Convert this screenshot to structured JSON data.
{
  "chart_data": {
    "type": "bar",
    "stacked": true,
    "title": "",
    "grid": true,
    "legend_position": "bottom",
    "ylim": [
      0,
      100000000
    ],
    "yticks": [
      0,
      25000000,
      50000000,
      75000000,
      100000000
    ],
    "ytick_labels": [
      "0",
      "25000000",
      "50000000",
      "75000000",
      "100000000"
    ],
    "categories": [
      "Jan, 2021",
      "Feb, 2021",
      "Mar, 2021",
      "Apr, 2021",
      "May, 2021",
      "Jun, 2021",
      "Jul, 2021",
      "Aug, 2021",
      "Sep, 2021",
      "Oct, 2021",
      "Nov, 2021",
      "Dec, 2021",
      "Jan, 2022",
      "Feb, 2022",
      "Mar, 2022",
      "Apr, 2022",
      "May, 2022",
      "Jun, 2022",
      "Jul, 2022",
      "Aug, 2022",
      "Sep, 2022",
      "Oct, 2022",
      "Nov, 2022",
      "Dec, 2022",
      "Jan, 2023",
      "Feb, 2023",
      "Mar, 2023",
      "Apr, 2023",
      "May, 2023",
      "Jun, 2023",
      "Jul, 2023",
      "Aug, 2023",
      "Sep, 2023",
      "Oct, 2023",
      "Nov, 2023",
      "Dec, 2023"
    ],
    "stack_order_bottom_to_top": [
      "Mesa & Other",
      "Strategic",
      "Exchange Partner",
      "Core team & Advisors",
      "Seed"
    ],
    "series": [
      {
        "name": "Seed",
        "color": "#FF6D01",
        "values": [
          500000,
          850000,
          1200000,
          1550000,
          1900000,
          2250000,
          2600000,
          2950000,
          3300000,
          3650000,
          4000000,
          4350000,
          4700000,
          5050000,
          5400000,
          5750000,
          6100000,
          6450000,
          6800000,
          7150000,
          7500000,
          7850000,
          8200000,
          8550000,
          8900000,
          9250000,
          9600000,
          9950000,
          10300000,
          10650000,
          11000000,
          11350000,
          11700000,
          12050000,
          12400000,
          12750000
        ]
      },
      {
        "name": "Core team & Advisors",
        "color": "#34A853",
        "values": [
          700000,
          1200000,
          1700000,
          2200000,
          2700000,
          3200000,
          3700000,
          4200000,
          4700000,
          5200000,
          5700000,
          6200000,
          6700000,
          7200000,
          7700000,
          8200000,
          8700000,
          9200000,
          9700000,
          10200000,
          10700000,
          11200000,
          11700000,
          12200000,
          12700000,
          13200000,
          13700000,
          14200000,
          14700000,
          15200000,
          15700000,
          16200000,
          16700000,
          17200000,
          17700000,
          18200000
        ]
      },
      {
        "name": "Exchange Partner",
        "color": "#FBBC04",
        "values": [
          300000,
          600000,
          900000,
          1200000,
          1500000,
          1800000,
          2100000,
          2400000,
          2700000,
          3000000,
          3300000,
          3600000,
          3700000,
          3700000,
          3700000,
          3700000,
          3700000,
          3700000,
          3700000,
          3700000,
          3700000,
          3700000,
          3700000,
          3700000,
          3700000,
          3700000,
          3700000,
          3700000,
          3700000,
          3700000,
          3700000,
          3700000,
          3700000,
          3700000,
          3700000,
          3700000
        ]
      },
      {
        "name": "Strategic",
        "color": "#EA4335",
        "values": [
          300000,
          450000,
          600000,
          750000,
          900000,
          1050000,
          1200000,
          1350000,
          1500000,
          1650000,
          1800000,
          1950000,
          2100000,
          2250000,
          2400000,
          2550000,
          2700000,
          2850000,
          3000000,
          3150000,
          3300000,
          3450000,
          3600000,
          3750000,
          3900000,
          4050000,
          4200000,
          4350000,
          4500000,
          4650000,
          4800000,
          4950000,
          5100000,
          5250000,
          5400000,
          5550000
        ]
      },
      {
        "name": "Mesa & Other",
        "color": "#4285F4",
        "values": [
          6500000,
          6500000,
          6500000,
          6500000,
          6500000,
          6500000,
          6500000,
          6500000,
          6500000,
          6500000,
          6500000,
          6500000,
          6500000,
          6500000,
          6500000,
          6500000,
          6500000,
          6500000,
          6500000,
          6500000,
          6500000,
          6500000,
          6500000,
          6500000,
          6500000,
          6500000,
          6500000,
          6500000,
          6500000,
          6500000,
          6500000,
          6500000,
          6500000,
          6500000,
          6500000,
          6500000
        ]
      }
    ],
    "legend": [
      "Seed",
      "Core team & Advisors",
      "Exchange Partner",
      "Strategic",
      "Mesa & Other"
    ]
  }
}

- - - -

_Exercise details_: Which lines of the data include "Mesa"? Copy each of them.

_Written answer_:
      "Mesa & Other",
        "name": "Mesa & Other",
      "Mesa & Other"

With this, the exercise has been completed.